→ **Excerpt provided**
Murat, my Karakalpak translator, asks me if I have made plans for this morning.

I call him my translator, but that does not really do him justice. I believe he is fluent in at least six languages and has a degree in international relations. He knows our treatment protocols inside out. By sight he knows each of our patients by name and registration number. He knows who to ring and which strategies to adopt to get things done. He remembers everything I am supposed to remember to do. He makes everything and anything happen. He finds children lost to our programme and knows where to get hot food in the field and tells me off when I make a cultural faux pas. He is the Radar to my Major Burns, the Bernard to my Jim Hacker, the Gromit to my Wallace.

I have not yet made a plan for this morning. He nods his head, saying: “then, there are patients I would like you to see.”

Driving to see patients © Emily Wise

 

We have to strike a pretty miserable deal with our TB patients in Karakalpakstan. If they have multidrug-resistant TB (MDR-TB: TB resistant to our best first line-drugs) or extensively drug-resistant TB (XDR-TB: resistant to our best first-line AND second-line drugs), then their only (though by no means guaranteed) chance of a cure is to take up to eight unpalatable and side-effect-prone drugs for at least two years.

Lines drawn from a dataset
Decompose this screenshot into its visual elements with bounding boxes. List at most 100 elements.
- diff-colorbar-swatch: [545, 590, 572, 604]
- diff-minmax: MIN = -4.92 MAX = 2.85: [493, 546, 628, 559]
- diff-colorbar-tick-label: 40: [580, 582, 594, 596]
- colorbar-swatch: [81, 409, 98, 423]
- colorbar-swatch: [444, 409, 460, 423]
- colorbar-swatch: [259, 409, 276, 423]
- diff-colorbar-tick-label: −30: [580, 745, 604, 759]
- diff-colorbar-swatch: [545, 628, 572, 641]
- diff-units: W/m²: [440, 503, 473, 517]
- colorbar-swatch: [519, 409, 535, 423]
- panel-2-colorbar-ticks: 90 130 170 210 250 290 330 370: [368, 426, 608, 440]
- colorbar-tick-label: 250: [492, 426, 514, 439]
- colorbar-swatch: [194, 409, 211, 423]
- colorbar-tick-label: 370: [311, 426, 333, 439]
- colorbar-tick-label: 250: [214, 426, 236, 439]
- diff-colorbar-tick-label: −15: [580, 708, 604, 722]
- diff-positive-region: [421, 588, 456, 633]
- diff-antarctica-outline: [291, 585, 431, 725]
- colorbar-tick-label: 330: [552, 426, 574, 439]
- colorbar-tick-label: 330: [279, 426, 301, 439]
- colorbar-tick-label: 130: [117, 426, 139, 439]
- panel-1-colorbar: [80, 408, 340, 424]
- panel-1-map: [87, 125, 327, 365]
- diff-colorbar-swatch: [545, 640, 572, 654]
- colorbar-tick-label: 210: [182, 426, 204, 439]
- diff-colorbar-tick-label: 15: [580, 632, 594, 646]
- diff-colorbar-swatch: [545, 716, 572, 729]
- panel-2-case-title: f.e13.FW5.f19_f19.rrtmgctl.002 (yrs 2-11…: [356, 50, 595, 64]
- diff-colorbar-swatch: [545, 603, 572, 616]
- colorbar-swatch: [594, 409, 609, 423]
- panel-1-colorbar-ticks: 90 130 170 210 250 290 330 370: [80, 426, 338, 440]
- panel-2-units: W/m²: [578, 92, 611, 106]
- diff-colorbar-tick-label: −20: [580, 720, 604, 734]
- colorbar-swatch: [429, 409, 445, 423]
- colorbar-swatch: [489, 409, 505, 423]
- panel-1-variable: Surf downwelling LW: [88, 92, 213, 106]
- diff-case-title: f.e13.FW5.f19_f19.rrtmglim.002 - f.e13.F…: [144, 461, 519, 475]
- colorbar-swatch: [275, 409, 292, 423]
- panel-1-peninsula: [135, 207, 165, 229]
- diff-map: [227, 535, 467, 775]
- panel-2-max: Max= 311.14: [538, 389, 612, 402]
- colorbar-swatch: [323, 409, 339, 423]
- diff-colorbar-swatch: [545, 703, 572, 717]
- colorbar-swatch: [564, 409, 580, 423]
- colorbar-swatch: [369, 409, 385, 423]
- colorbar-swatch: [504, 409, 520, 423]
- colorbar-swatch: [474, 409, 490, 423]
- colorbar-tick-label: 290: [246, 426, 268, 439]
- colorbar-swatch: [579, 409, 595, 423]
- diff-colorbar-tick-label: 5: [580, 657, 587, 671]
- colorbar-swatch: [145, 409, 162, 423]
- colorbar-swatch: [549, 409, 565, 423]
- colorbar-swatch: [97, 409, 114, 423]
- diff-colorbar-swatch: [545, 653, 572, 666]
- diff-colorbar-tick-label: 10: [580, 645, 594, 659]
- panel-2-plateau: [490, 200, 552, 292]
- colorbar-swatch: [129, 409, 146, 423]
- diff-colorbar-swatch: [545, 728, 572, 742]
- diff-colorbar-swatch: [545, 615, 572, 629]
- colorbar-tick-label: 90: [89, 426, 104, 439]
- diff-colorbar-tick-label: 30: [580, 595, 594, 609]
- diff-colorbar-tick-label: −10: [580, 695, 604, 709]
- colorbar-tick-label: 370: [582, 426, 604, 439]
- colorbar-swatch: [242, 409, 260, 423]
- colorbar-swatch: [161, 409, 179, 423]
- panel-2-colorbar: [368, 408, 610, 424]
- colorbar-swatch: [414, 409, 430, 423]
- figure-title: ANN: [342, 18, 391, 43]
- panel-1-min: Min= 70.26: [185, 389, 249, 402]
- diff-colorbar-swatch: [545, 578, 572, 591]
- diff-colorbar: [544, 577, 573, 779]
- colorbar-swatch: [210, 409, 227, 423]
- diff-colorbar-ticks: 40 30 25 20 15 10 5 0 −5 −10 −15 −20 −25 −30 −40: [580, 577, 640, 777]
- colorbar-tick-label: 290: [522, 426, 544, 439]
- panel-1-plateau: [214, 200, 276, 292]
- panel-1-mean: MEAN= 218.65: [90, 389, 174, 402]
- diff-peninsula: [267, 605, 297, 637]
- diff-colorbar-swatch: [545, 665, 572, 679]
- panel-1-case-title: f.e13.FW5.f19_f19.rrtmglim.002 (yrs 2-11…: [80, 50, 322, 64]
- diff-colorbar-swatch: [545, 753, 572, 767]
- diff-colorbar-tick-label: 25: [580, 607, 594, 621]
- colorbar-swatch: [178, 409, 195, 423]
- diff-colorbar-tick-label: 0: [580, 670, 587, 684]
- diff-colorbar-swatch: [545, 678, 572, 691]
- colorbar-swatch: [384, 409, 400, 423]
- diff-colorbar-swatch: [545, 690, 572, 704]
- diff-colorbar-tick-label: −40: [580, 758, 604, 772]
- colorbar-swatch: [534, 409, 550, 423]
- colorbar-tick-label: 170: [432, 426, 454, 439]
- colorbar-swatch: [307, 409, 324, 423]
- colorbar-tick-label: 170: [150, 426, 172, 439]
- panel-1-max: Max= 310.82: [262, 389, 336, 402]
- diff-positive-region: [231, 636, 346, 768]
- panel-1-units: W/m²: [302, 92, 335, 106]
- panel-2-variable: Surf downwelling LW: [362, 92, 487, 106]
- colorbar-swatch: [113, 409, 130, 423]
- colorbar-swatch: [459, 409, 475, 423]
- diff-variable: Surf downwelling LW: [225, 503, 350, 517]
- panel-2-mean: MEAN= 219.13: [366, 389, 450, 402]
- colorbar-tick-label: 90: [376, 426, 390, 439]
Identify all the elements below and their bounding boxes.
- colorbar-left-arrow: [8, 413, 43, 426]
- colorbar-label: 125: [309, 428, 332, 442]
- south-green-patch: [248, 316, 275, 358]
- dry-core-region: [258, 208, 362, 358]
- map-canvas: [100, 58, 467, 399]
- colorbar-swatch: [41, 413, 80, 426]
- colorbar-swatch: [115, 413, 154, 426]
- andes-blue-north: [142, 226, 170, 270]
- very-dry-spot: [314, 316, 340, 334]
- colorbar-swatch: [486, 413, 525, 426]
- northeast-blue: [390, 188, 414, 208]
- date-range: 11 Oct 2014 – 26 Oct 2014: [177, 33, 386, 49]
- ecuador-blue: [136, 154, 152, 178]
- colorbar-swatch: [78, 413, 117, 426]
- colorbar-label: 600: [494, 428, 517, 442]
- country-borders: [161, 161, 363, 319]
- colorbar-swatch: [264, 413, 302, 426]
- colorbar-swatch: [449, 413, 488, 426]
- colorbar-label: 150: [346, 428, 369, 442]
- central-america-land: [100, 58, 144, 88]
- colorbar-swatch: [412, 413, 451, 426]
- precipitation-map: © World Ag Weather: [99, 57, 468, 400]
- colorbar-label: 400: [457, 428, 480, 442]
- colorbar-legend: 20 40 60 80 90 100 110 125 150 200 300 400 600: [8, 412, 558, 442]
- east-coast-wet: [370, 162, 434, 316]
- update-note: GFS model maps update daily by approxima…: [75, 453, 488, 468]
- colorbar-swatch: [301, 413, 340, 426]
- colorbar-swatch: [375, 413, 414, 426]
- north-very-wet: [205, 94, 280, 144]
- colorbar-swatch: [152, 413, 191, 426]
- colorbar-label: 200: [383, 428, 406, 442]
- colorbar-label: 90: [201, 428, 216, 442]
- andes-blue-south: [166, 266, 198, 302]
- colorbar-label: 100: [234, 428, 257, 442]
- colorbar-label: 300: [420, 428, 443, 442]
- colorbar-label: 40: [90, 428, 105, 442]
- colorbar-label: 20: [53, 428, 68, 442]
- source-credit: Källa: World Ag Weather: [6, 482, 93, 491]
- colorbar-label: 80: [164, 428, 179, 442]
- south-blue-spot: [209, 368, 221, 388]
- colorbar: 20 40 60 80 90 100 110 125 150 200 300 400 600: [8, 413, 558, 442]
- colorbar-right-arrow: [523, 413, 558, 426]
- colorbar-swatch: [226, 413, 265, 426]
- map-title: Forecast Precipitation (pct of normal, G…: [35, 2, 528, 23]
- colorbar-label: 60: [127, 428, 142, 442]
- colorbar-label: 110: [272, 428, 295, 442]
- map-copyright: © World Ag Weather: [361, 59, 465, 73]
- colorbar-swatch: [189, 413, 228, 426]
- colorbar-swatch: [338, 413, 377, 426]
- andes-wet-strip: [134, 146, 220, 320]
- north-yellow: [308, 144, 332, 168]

→ **Instructions to follow**
Pick up the account of TB treatment in Karakalpakstan after its last sentence and keep writing it.

→ **Output for this exercise**
Often, after only a couple of weeks of treatment, patients will develop anticipatory gagging and vomiting, just on seeing the tablets. Or, rashes so itchy they excoriate their arms and legs to shreds. The pyrazinamide can make their joints so painful it is difficult to stand. Clofazamine causes their skin to become discoloured, like an overcooked fake tan, so that the one remaining neighbour who did not already know that the patient had TB, will now guess. Cycloserine can precipitate neurological and psychiatric symptoms such as numb feet, seizures, depression, psychosis and suicidal ideation. It would be an understatement to tell you we are in desperate need for better drugs, and soon.

Furthermore, TB patients have to be supervised whilst they take their tablets everyday by a nurse, usually at the ‘DOTS’ corner of their local clinic. If one day of drugs is missed it is added onto the end of treatment. If two days are missed there is a knock on the door from our councillors. If adherence continues to be a problem the patient may be asked to sign an adherence contract, after which if they continue to miss doses, their treatment will be stopped. Stopped until they are psychologically ready to start treatment again. Starting again at the very beginning, regardless of how many months of treatment they had previously completed.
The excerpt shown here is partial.